*** DATA FOR THIS TASK
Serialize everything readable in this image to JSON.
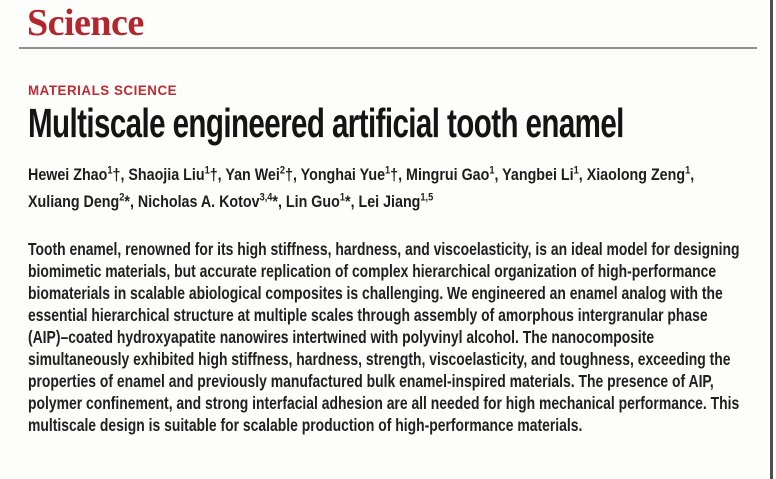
{
  "colors": {
    "logo-red": "#b5262c",
    "section-red": "#c22a30",
    "text-black": "#1b1b1b",
    "rule-gray": "#8f8f8f",
    "edge-gray": "#4e4e4e"
  },
  "masthead": {
    "journal": "Science"
  },
  "article": {
    "section": "MATERIALS SCIENCE",
    "title": "Multiscale engineered artificial tooth enamel",
    "authors": [
      {
        "name": "Hewei Zhao",
        "sup": "1",
        "mark": "†",
        "sep": ", "
      },
      {
        "name": "Shaojia Liu",
        "sup": "1",
        "mark": "†",
        "sep": ", "
      },
      {
        "name": "Yan Wei",
        "sup": "2",
        "mark": "†",
        "sep": ", "
      },
      {
        "name": "Yonghai Yue",
        "sup": "1",
        "mark": "†",
        "sep": ", "
      },
      {
        "name": "Mingrui Gao",
        "sup": "1",
        "mark": "",
        "sep": ", "
      },
      {
        "name": "Yangbei Li",
        "sup": "1",
        "mark": "",
        "sep": ", "
      },
      {
        "name": "Xiaolong Zeng",
        "sup": "1",
        "mark": "",
        "sep": ","
      },
      {
        "name": "Xuliang Deng",
        "sup": "2",
        "mark": "*",
        "sep": ", "
      },
      {
        "name": "Nicholas A. Kotov",
        "sup": "3,4",
        "mark": "*",
        "sep": ", "
      },
      {
        "name": "Lin Guo",
        "sup": "1",
        "mark": "*",
        "sep": ", "
      },
      {
        "name": "Lei Jiang",
        "sup": "1,5",
        "mark": "",
        "sep": ""
      }
    ],
    "abstract": "Tooth enamel, renowned for its high stiffness, hardness, and viscoelasticity, is an ideal model for designing biomimetic materials, but accurate replication of complex hierarchical organization of high-performance biomaterials in scalable abiological composites is challenging. We engineered an enamel analog with the essential hierarchical structure at multiple scales through assembly of amorphous intergranular phase (AIP)–coated hydroxyapatite nanowires intertwined with polyvinyl alcohol. The nanocomposite simultaneously exhibited high stiffness, hardness, strength, viscoelasticity, and toughness, exceeding the properties of enamel and previously manufactured bulk enamel-inspired materials. The presence of AIP, polymer confinement, and strong interfacial adhesion are all needed for high mechanical performance. This multiscale design is suitable for scalable production of high-performance materials."
  }
}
******
▶ _OBJECTIVE_
Where a line of the entries contains the word "section", copy that line.

▶ _RESPONSE_
    "section-red": "#c22a30",
    "section": "MATERIALS SCIENCE",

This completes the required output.